───── Data for this exercise
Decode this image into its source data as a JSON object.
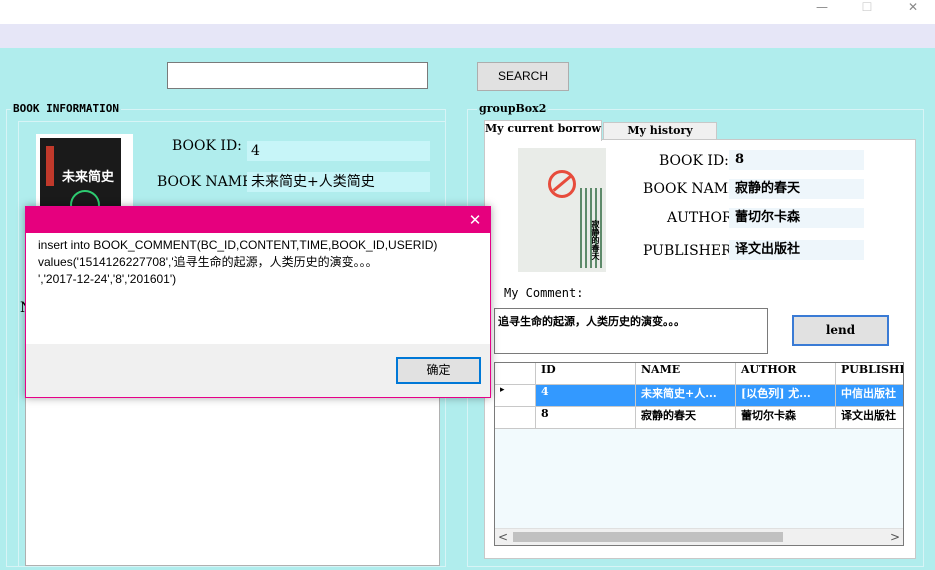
{
  "window": {
    "minimize_glyph": "—",
    "maximize_glyph": "☐",
    "close_glyph": "✕"
  },
  "search": {
    "value": "",
    "button_label": "SEARCH"
  },
  "left_group": {
    "title": "BOOK INFORMATION",
    "book_id_label": "BOOK ID:",
    "book_id_value": "4",
    "book_name_label": "BOOK NAME:",
    "book_name_value": "未来简史+人类简史",
    "cover_text": "未来简史",
    "hidden_char": "N"
  },
  "right_group": {
    "title": "groupBox2",
    "tabs": [
      {
        "label": "My current borrow",
        "active": true
      },
      {
        "label": "My history borrow",
        "active": false
      }
    ],
    "book_id_label": "BOOK ID:",
    "book_id_value": "8",
    "book_name_label": "BOOK NAME:",
    "book_name_value": "寂静的春天",
    "author_label": "AUTHOR:",
    "author_value": "蕾切尔卡森",
    "publisher_label": "PUBLISHER:",
    "publisher_value": "译文出版社",
    "cover_text": "寂静的春天",
    "comment_label": "My Comment:",
    "comment_value": "追寻生命的起源，人类历史的演变。。。",
    "lend_label": "lend"
  },
  "grid": {
    "columns": [
      "ID",
      "NAME",
      "AUTHOR",
      "PUBLISHER"
    ],
    "rows": [
      [
        "4",
        "未来简史+人...",
        "[以色列] 尤...",
        "中信出版社"
      ],
      [
        "8",
        "寂静的春天",
        "蕾切尔卡森",
        "译文出版社"
      ]
    ],
    "selected_row": 0,
    "row_indicator": "▸",
    "scroll_left": "<",
    "scroll_right": ">"
  },
  "dialog": {
    "close_glyph": "✕",
    "message": "insert into BOOK_COMMENT(BC_ID,CONTENT,TIME,BOOK_ID,USERID)\nvalues('1514126227708','追寻生命的起源，人类历史的演变。。。\n','2017-12-24','8','201601')",
    "ok_label": "确定"
  },
  "colors": {
    "client_bg": "#b0eded",
    "menubar_bg": "#e6e6f7",
    "dialog_title": "#e6007e",
    "selection": "#3399ff",
    "field_bg": "#c7f5f8"
  }
}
──────────
» **Exercise**: Transcribe the records above exactly, leaving out every picture.

» **Output for this exercise**:
Decode this image into its source data as a JSON object.
{
  "window": {
    "minimize_glyph": "—",
    "maximize_glyph": "☐",
    "close_glyph": "✕"
  },
  "search": {
    "value": "",
    "button_label": "SEARCH"
  },
  "left_group": {
    "title": "BOOK INFORMATION",
    "book_id_label": "BOOK ID:",
    "book_id_value": "4",
    "book_name_label": "BOOK NAME:",
    "book_name_value": "未来简史+人类简史",
    "cover_text": "未来简史",
    "hidden_char": "N"
  },
  "right_group": {
    "title": "groupBox2",
    "tabs": [
      {
        "label": "My current borrow",
        "active": true
      },
      {
        "label": "My history borrow",
        "active": false
      }
    ],
    "book_id_label": "BOOK ID:",
    "book_id_value": "8",
    "book_name_label": "BOOK NAME:",
    "book_name_value": "寂静的春天",
    "author_label": "AUTHOR:",
    "author_value": "蕾切尔卡森",
    "publisher_label": "PUBLISHER:",
    "publisher_value": "译文出版社",
    "cover_text": "寂静的春天",
    "comment_label": "My Comment:",
    "comment_value": "追寻生命的起源，人类历史的演变。。。",
    "lend_label": "lend"
  },
  "grid": {
    "columns": [
      "ID",
      "NAME",
      "AUTHOR",
      "PUBLISHER"
    ],
    "rows": [
      [
        "4",
        "未来简史+人...",
        "[以色列] 尤...",
        "中信出版社"
      ],
      [
        "8",
        "寂静的春天",
        "蕾切尔卡森",
        "译文出版社"
      ]
    ],
    "selected_row": 0,
    "row_indicator": "▸",
    "scroll_left": "<",
    "scroll_right": ">"
  },
  "dialog": {
    "close_glyph": "✕",
    "message": "insert into BOOK_COMMENT(BC_ID,CONTENT,TIME,BOOK_ID,USERID)\nvalues('1514126227708','追寻生命的起源，人类历史的演变。。。\n','2017-12-24','8','201601')",
    "ok_label": "确定"
  },
  "colors": {
    "client_bg": "#b0eded",
    "menubar_bg": "#e6e6f7",
    "dialog_title": "#e6007e",
    "selection": "#3399ff",
    "field_bg": "#c7f5f8"
  }
}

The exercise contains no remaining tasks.